> [AIM OF THE EXERCISE] Pick out all lines in the listing holding the string "icon" and copy them.

> [MATERIAL PROVIDED]
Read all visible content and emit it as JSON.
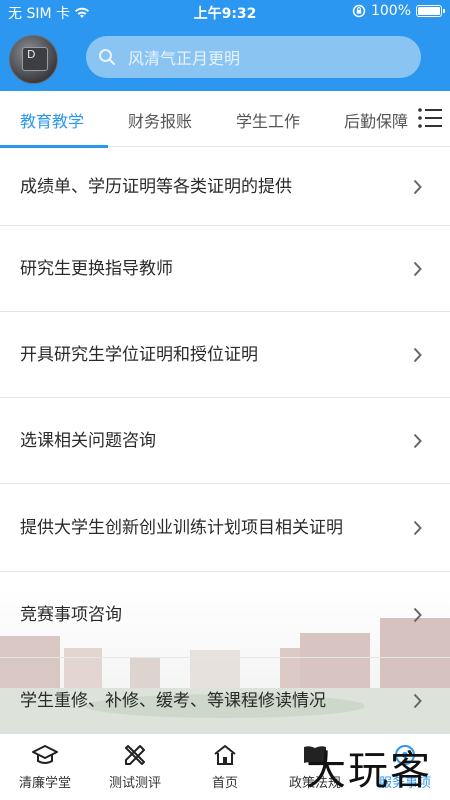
{
  "status_bar": {
    "carrier": "无 SIM 卡",
    "time": "上午9:32",
    "battery": "100%"
  },
  "header": {
    "avatar_key": "D",
    "search_placeholder": "风清气正月更明"
  },
  "tabs": [
    {
      "label": "教育教学",
      "active": true
    },
    {
      "label": "财务报账",
      "active": false
    },
    {
      "label": "学生工作",
      "active": false
    },
    {
      "label": "后勤保障",
      "active": false
    }
  ],
  "items": [
    {
      "label": "成绩单、学历证明等各类证明的提供"
    },
    {
      "label": "研究生更换指导教师"
    },
    {
      "label": "开具研究生学位证明和授位证明"
    },
    {
      "label": "选课相关问题咨询"
    },
    {
      "label": "提供大学生创新创业训练计划项目相关证明"
    },
    {
      "label": "竞赛事项咨询"
    },
    {
      "label": "学生重修、补修、缓考、等课程修读情况"
    }
  ],
  "tabbar": [
    {
      "label": "清廉学堂",
      "icon": "graduation-cap-icon",
      "active": false
    },
    {
      "label": "测试测评",
      "icon": "pencil-ruler-icon",
      "active": false
    },
    {
      "label": "首页",
      "icon": "home-icon",
      "active": false
    },
    {
      "label": "政策法规",
      "icon": "book-icon",
      "active": false
    },
    {
      "label": "服务事项",
      "icon": "service-icon",
      "active": true
    }
  ],
  "watermark": "大玩客",
  "colors": {
    "primary": "#2b97f0",
    "search_bg": "#8ac4f3"
  }
}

> [CORRECT OUTPUT]
      "icon": "graduation-cap-icon",
      "icon": "pencil-ruler-icon",
      "icon": "home-icon",
      "icon": "book-icon",
      "icon": "service-icon",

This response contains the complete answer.